- **STATED EXERCISE**
Look through the listing for the word "title". Copy each line that has it.

## Start RECORDED INFORMATION

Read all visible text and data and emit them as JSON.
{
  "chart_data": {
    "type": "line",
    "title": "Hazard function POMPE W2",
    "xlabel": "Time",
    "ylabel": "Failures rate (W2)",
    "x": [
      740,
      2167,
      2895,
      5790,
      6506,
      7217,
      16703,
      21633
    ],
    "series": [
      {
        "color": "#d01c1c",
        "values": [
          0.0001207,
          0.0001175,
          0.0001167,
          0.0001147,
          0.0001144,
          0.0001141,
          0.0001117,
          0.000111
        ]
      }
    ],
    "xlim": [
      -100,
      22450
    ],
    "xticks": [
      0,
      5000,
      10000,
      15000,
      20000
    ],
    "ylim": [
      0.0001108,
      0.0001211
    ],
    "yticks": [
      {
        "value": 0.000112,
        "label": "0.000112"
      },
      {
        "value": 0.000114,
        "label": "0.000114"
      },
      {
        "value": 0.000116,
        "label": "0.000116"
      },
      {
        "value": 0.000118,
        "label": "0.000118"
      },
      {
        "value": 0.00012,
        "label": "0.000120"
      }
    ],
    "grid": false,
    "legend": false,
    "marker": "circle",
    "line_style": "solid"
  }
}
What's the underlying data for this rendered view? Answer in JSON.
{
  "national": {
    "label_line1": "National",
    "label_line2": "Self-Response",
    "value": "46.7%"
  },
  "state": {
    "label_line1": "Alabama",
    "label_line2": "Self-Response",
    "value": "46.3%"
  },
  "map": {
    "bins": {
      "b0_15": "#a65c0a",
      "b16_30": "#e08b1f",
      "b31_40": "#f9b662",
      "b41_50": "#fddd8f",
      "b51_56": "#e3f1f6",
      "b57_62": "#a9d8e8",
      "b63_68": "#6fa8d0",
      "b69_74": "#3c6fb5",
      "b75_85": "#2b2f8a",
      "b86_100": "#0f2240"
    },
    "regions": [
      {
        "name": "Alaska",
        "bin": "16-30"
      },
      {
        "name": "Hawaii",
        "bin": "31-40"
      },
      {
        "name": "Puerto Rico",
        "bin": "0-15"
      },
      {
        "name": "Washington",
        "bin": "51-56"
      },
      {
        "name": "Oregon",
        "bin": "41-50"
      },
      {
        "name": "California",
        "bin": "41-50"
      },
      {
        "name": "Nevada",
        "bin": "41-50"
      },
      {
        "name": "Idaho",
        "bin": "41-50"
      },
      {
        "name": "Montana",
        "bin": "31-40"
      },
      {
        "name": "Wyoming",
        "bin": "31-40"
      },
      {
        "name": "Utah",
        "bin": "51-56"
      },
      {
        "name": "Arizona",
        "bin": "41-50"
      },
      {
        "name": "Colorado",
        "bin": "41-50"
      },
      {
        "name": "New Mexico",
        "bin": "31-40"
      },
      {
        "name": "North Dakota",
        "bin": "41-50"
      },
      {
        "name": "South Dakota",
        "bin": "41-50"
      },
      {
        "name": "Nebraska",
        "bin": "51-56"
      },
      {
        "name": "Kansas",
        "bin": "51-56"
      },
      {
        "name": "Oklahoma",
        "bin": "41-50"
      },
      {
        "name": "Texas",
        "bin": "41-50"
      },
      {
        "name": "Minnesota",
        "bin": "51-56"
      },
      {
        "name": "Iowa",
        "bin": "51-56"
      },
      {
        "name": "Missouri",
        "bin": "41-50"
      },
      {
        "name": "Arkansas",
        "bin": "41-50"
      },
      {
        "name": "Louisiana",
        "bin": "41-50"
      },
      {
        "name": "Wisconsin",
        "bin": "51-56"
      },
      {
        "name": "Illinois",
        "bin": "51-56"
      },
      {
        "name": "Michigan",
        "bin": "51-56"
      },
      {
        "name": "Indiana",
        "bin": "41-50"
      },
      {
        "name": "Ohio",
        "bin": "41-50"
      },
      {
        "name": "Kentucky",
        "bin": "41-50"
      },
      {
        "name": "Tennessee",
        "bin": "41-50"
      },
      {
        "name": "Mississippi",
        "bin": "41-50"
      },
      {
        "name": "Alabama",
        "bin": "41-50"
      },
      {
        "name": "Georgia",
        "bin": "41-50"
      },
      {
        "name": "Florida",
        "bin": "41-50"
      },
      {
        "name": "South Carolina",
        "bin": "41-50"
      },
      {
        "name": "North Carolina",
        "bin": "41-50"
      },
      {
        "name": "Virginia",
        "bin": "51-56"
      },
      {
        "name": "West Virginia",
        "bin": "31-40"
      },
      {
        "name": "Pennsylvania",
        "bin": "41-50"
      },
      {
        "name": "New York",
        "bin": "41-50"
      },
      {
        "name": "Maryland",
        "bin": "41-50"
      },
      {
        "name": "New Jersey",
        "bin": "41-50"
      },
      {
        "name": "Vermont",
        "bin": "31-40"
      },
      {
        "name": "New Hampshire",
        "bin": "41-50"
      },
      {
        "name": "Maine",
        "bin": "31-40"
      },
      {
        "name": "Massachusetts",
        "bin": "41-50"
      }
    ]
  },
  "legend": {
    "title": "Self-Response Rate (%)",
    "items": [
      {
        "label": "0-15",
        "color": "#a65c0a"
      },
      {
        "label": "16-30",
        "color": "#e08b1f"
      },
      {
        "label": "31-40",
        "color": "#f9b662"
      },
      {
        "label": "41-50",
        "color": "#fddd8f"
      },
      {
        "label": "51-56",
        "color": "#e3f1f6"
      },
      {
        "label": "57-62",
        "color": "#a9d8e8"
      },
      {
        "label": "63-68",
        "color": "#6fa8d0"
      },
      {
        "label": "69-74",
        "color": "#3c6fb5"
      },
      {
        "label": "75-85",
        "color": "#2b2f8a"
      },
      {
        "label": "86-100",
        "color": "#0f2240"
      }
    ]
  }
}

## End RECORDED INFORMATION

- **SOLUTION**
    "title": "Hazard function POMPE W2",
    "title": "Self-Response Rate (%)",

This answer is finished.